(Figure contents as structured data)
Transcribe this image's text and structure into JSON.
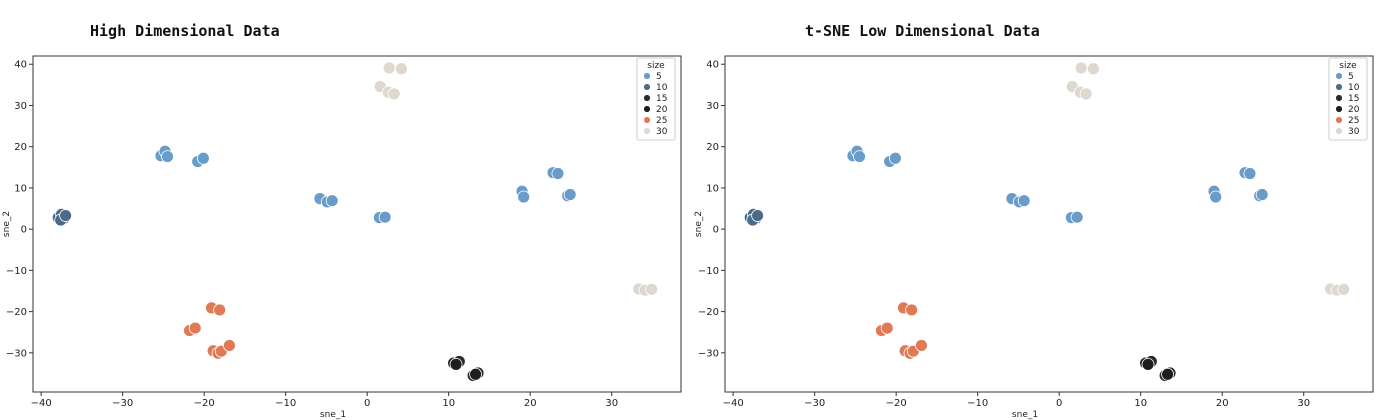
{
  "chart_data": [
    {
      "type": "scatter",
      "title": "High Dimensional Data",
      "xlabel": "sne_1",
      "ylabel": "sne_2",
      "xlim": [
        -41,
        38.5
      ],
      "ylim": [
        -39.5,
        42
      ],
      "xticks": [
        -40,
        -30,
        -20,
        -10,
        0,
        10,
        20,
        30
      ],
      "yticks": [
        -30,
        -20,
        -10,
        0,
        10,
        20,
        30,
        40
      ],
      "legend": {
        "title": "size",
        "position": "top-right"
      },
      "series": [
        {
          "name": "5",
          "color": "#6a9cc9",
          "points": [
            [
              -25.3,
              17.8
            ],
            [
              -24.8,
              18.9
            ],
            [
              -24.5,
              17.6
            ],
            [
              -20.8,
              16.4
            ],
            [
              -20.1,
              17.2
            ],
            [
              -5.8,
              7.4
            ],
            [
              -4.9,
              6.6
            ],
            [
              -4.3,
              6.9
            ],
            [
              1.5,
              2.8
            ],
            [
              2.2,
              2.9
            ],
            [
              19.0,
              9.2
            ],
            [
              19.2,
              7.8
            ],
            [
              22.8,
              13.7
            ],
            [
              23.4,
              13.5
            ],
            [
              24.6,
              8.1
            ],
            [
              24.9,
              8.4
            ]
          ]
        },
        {
          "name": "10",
          "color": "#4a6c88",
          "points": [
            [
              -37.9,
              2.8
            ],
            [
              -37.5,
              3.6
            ],
            [
              -37.2,
              2.6
            ],
            [
              -37.6,
              2.2
            ],
            [
              -37.0,
              3.3
            ]
          ]
        },
        {
          "name": "15",
          "color": "#2a2a2a",
          "points": [
            [
              10.6,
              -32.5
            ],
            [
              11.3,
              -32.1
            ],
            [
              13.0,
              -35.5
            ],
            [
              13.6,
              -34.9
            ]
          ]
        },
        {
          "name": "20",
          "color": "#1e1e1e",
          "points": [
            [
              10.9,
              -32.8
            ],
            [
              13.3,
              -35.2
            ]
          ]
        },
        {
          "name": "25",
          "color": "#e07a56",
          "points": [
            [
              -21.8,
              -24.6
            ],
            [
              -21.1,
              -24.0
            ],
            [
              -19.1,
              -19.1
            ],
            [
              -18.1,
              -19.6
            ],
            [
              -18.9,
              -29.5
            ],
            [
              -18.3,
              -30.1
            ],
            [
              -17.9,
              -29.6
            ],
            [
              -16.9,
              -28.2
            ]
          ]
        },
        {
          "name": "30",
          "color": "#ded8cf",
          "points": [
            [
              2.7,
              39.1
            ],
            [
              4.2,
              38.9
            ],
            [
              1.6,
              34.6
            ],
            [
              2.6,
              33.2
            ],
            [
              3.3,
              32.8
            ],
            [
              33.3,
              -14.5
            ],
            [
              34.1,
              -14.8
            ],
            [
              34.9,
              -14.6
            ]
          ]
        }
      ]
    },
    {
      "type": "scatter",
      "title": "t-SNE Low Dimensional Data",
      "xlabel": "sne_1",
      "ylabel": "sne_2",
      "xlim": [
        -41,
        38.5
      ],
      "ylim": [
        -39.5,
        42
      ],
      "xticks": [
        -40,
        -30,
        -20,
        -10,
        0,
        10,
        20,
        30
      ],
      "yticks": [
        -30,
        -20,
        -10,
        0,
        10,
        20,
        30,
        40
      ],
      "legend": {
        "title": "size",
        "position": "top-right"
      },
      "series": [
        {
          "name": "5",
          "color": "#6a9cc9",
          "points": [
            [
              -25.3,
              17.8
            ],
            [
              -24.8,
              18.9
            ],
            [
              -24.5,
              17.6
            ],
            [
              -20.8,
              16.4
            ],
            [
              -20.1,
              17.2
            ],
            [
              -5.8,
              7.4
            ],
            [
              -4.9,
              6.6
            ],
            [
              -4.3,
              6.9
            ],
            [
              1.5,
              2.8
            ],
            [
              2.2,
              2.9
            ],
            [
              19.0,
              9.2
            ],
            [
              19.2,
              7.8
            ],
            [
              22.8,
              13.7
            ],
            [
              23.4,
              13.5
            ],
            [
              24.6,
              8.1
            ],
            [
              24.9,
              8.4
            ]
          ]
        },
        {
          "name": "10",
          "color": "#4a6c88",
          "points": [
            [
              -37.9,
              2.8
            ],
            [
              -37.5,
              3.6
            ],
            [
              -37.2,
              2.6
            ],
            [
              -37.6,
              2.2
            ],
            [
              -37.0,
              3.3
            ]
          ]
        },
        {
          "name": "15",
          "color": "#2a2a2a",
          "points": [
            [
              10.6,
              -32.5
            ],
            [
              11.3,
              -32.1
            ],
            [
              13.0,
              -35.5
            ],
            [
              13.6,
              -34.9
            ]
          ]
        },
        {
          "name": "20",
          "color": "#1e1e1e",
          "points": [
            [
              10.9,
              -32.8
            ],
            [
              13.3,
              -35.2
            ]
          ]
        },
        {
          "name": "25",
          "color": "#e07a56",
          "points": [
            [
              -21.8,
              -24.6
            ],
            [
              -21.1,
              -24.0
            ],
            [
              -19.1,
              -19.1
            ],
            [
              -18.1,
              -19.6
            ],
            [
              -18.9,
              -29.5
            ],
            [
              -18.3,
              -30.1
            ],
            [
              -17.9,
              -29.6
            ],
            [
              -16.9,
              -28.2
            ]
          ]
        },
        {
          "name": "30",
          "color": "#ded8cf",
          "points": [
            [
              2.7,
              39.1
            ],
            [
              4.2,
              38.9
            ],
            [
              1.6,
              34.6
            ],
            [
              2.6,
              33.2
            ],
            [
              3.3,
              32.8
            ],
            [
              33.3,
              -14.5
            ],
            [
              34.1,
              -14.8
            ],
            [
              34.9,
              -14.6
            ]
          ]
        }
      ]
    }
  ]
}
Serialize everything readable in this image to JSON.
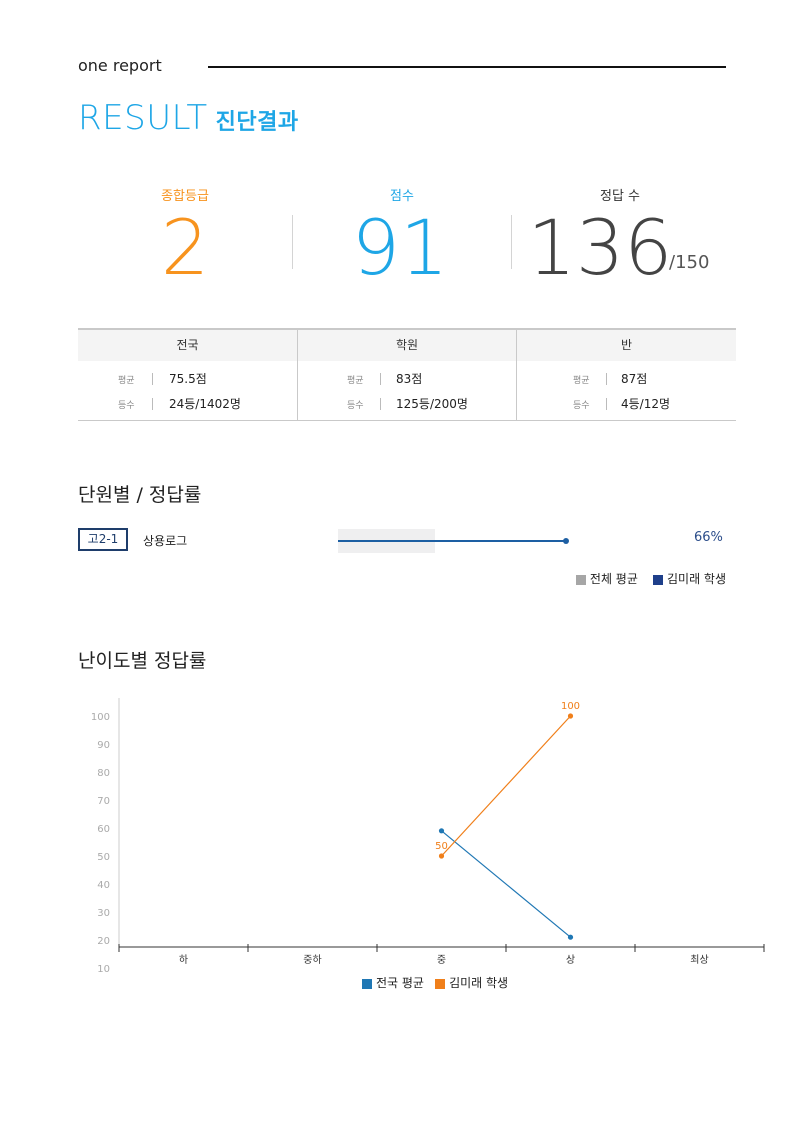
{
  "header": {
    "brand": "one report",
    "title_en": "RESULT",
    "title_ko": "진단결과"
  },
  "summary": {
    "grade_label": "종합등급",
    "grade_value": "2",
    "score_label": "점수",
    "score_value": "91",
    "correct_label": "정답 수",
    "correct_value": "136",
    "correct_total": "/150"
  },
  "stats": {
    "columns": [
      {
        "header": "전국",
        "avg_key": "평균",
        "avg_value": "75.5점",
        "rank_key": "등수",
        "rank_value": "24등/1402명"
      },
      {
        "header": "학원",
        "avg_key": "평균",
        "avg_value": "83점",
        "rank_key": "등수",
        "rank_value": "125등/200명"
      },
      {
        "header": "반",
        "avg_key": "평균",
        "avg_value": "87점",
        "rank_key": "등수",
        "rank_value": "4등/12명"
      }
    ]
  },
  "unit_section": {
    "title": "단원별 / 정답률",
    "badge": "고2-1",
    "unit_name": "상용로그",
    "student_rate": 0.66,
    "average_rate": 0.42,
    "pct_label": "66%",
    "legend": [
      {
        "label": "전체 평균",
        "color": "#a6a6a6"
      },
      {
        "label": "김미래 학생",
        "color": "#1e3f8a"
      }
    ]
  },
  "difficulty_section": {
    "title": "난이도별 정답률",
    "legend": [
      {
        "label": "전국 평균",
        "color": "#1f77b4"
      },
      {
        "label": "김미래 학생",
        "color": "#f07f1a"
      }
    ]
  },
  "colors": {
    "accent": "#1ea6e6",
    "grade": "#f7931e",
    "score": "#1ea6e6",
    "correct": "#444444"
  },
  "chart_data": {
    "type": "line",
    "categories": [
      "하",
      "중하",
      "중",
      "상",
      "최상"
    ],
    "ylim": [
      10,
      100
    ],
    "yticks": [
      10,
      20,
      30,
      40,
      50,
      60,
      70,
      80,
      90,
      100
    ],
    "grid": false,
    "legend_position": "bottom",
    "series": [
      {
        "name": "전국 평균",
        "color": "#1f77b4",
        "values": [
          null,
          null,
          59,
          21,
          null
        ],
        "labels": []
      },
      {
        "name": "김미래 학생",
        "color": "#f07f1a",
        "values": [
          null,
          null,
          50,
          100,
          null
        ],
        "labels": [
          "",
          "",
          "50",
          "100",
          ""
        ]
      }
    ]
  }
}
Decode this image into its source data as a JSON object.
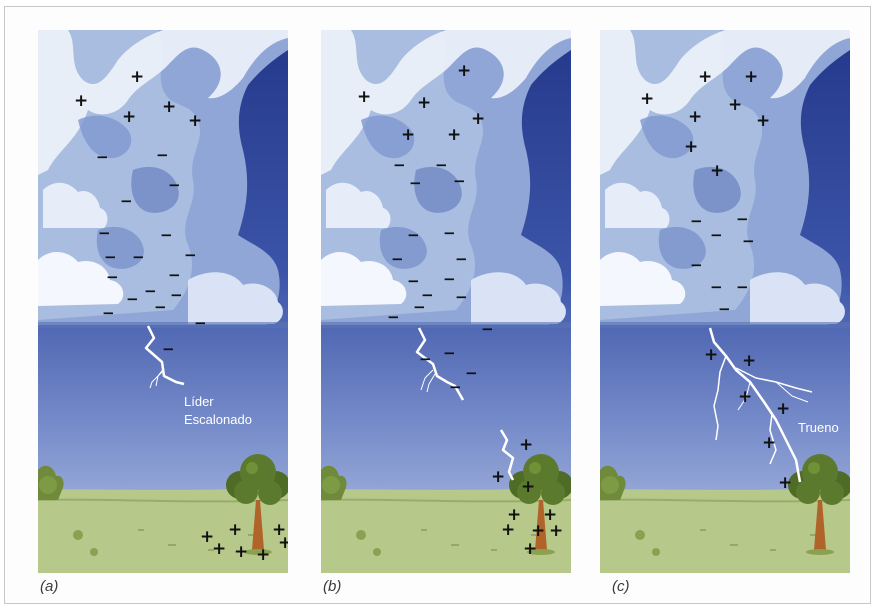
{
  "panels": [
    {
      "id": "a",
      "label": "(a)",
      "annotation_lines": [
        "Líder",
        "Escalonado"
      ]
    },
    {
      "id": "b",
      "label": "(b)",
      "annotation_lines": []
    },
    {
      "id": "c",
      "label": "(c)",
      "annotation_lines": [
        "Trueno"
      ]
    }
  ],
  "symbols": {
    "positive": "+",
    "negative": "−"
  },
  "colors": {
    "sky_top": "#2c3f8f",
    "sky_bottom": "#aab8dc",
    "cloud_light": "#eef3fb",
    "cloud_mid": "#a9bde0",
    "cloud_dark": "#6f88c4",
    "ground": "#b7c98a",
    "tree_foliage": "#5c7a2e",
    "trunk": "#b0642a",
    "lightning": "#ffffff"
  }
}
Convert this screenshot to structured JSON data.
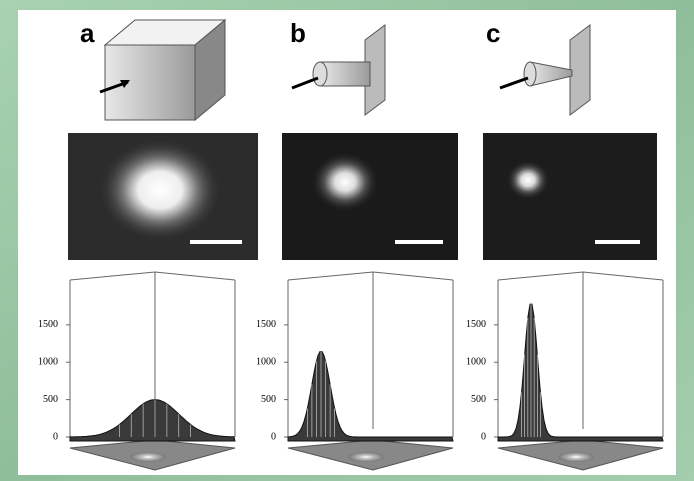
{
  "chart_data": [
    {
      "type": "surface",
      "label": "a",
      "ylim": [
        0,
        2100
      ],
      "yticks": [
        0,
        500,
        1000,
        1500
      ],
      "values": [
        500
      ]
    },
    {
      "type": "surface",
      "label": "b",
      "ylim": [
        0,
        2100
      ],
      "yticks": [
        0,
        500,
        1000,
        1500
      ],
      "values": [
        1150
      ]
    },
    {
      "type": "surface",
      "label": "c",
      "ylim": [
        0,
        2100
      ],
      "yticks": [
        0,
        500,
        1000,
        1500
      ],
      "values": [
        1800
      ]
    }
  ]
}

What is required
Only the lines from the one containing "Decode this image" through the end of the listing are to be quoted, exactly and with both ends included; pictures are left out.

Task response
Decode this image into its source data as a JSON object.
{
  "panels": [
    {
      "id": "a",
      "label": "(a)",
      "annotation_lines": [
        "Líder",
        "Escalonado"
      ]
    },
    {
      "id": "b",
      "label": "(b)",
      "annotation_lines": []
    },
    {
      "id": "c",
      "label": "(c)",
      "annotation_lines": [
        "Trueno"
      ]
    }
  ],
  "symbols": {
    "positive": "+",
    "negative": "−"
  },
  "colors": {
    "sky_top": "#2c3f8f",
    "sky_bottom": "#aab8dc",
    "cloud_light": "#eef3fb",
    "cloud_mid": "#a9bde0",
    "cloud_dark": "#6f88c4",
    "ground": "#b7c98a",
    "tree_foliage": "#5c7a2e",
    "trunk": "#b0642a",
    "lightning": "#ffffff"
  }
}
Convert this screenshot to structured JSON data.
{
  "chart_data": [
    {
      "type": "surface",
      "label": "a",
      "ylim": [
        0,
        2100
      ],
      "yticks": [
        0,
        500,
        1000,
        1500
      ],
      "values": [
        500
      ]
    },
    {
      "type": "surface",
      "label": "b",
      "ylim": [
        0,
        2100
      ],
      "yticks": [
        0,
        500,
        1000,
        1500
      ],
      "values": [
        1150
      ]
    },
    {
      "type": "surface",
      "label": "c",
      "ylim": [
        0,
        2100
      ],
      "yticks": [
        0,
        500,
        1000,
        1500
      ],
      "values": [
        1800
      ]
    }
  ]
}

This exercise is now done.